* Task description: Copy every line from the material below that holds "vuoi".

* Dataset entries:
#####
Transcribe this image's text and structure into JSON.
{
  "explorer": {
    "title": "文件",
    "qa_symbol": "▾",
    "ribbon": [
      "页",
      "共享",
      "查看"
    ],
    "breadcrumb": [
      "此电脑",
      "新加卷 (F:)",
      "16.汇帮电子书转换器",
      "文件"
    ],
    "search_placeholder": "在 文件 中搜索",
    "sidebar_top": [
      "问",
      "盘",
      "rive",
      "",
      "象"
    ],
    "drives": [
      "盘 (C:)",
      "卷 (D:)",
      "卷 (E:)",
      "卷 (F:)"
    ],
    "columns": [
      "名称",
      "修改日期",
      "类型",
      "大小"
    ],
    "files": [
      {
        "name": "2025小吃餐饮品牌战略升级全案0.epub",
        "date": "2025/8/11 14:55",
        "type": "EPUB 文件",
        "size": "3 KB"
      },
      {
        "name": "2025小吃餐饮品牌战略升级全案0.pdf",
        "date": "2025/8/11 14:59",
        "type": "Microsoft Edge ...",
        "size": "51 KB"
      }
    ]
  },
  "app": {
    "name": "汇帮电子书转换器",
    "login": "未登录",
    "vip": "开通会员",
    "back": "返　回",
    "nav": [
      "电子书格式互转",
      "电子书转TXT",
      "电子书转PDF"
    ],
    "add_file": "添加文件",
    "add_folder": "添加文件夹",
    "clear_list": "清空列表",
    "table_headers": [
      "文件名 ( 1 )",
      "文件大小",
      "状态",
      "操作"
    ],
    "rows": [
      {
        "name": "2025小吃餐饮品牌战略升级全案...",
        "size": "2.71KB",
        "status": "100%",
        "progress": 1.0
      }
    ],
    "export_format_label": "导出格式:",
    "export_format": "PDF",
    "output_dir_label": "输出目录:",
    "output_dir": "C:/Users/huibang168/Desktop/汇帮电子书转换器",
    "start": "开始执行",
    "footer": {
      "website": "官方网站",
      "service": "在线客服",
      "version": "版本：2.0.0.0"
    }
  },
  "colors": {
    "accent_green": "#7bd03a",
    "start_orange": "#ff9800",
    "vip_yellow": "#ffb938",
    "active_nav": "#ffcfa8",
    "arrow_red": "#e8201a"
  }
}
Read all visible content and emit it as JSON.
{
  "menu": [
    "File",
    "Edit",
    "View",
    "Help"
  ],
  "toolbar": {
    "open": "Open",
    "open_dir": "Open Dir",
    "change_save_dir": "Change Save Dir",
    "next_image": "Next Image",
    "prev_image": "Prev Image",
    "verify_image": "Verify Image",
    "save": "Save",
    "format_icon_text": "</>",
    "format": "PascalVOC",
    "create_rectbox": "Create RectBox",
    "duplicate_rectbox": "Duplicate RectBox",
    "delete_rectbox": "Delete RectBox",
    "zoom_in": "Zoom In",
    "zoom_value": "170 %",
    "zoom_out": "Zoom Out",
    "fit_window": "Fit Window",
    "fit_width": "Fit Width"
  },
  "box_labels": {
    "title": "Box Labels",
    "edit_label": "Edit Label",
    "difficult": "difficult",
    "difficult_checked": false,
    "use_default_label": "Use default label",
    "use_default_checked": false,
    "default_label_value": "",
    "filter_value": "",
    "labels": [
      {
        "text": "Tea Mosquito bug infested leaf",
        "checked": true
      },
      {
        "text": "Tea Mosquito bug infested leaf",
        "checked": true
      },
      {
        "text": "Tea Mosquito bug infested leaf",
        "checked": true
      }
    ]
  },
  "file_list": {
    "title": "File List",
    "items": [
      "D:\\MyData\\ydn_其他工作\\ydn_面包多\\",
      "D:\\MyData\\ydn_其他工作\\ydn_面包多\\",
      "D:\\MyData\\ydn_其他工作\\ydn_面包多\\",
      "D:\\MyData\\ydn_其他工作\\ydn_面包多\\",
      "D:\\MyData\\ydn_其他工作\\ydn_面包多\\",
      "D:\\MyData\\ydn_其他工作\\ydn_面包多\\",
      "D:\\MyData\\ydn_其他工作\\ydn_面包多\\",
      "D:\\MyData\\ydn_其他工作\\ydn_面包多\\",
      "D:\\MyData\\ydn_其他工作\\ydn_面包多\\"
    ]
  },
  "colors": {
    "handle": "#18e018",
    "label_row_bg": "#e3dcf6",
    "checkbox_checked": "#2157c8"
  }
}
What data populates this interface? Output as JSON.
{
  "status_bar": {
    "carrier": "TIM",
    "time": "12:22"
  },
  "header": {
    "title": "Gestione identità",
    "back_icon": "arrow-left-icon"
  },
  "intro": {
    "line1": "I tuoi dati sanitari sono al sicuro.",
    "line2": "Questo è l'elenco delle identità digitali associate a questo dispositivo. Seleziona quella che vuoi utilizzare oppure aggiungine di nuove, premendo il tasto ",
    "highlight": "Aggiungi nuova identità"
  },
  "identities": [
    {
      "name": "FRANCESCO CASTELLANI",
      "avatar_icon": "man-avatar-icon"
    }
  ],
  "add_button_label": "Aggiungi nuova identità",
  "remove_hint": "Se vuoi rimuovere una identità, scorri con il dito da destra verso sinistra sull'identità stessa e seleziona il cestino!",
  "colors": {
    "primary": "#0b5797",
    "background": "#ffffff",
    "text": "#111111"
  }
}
#####
* Solved exercise:
    "line2": "Questo è l'elenco delle identità digitali associate a questo dispositivo. Seleziona quella che vuoi utilizzare oppure aggiungine di nuove, premendo il tasto ",
  "remove_hint": "Se vuoi rimuovere una identità, scorri con il dito da destra verso sinistra sull'identità stessa e seleziona il cestino!",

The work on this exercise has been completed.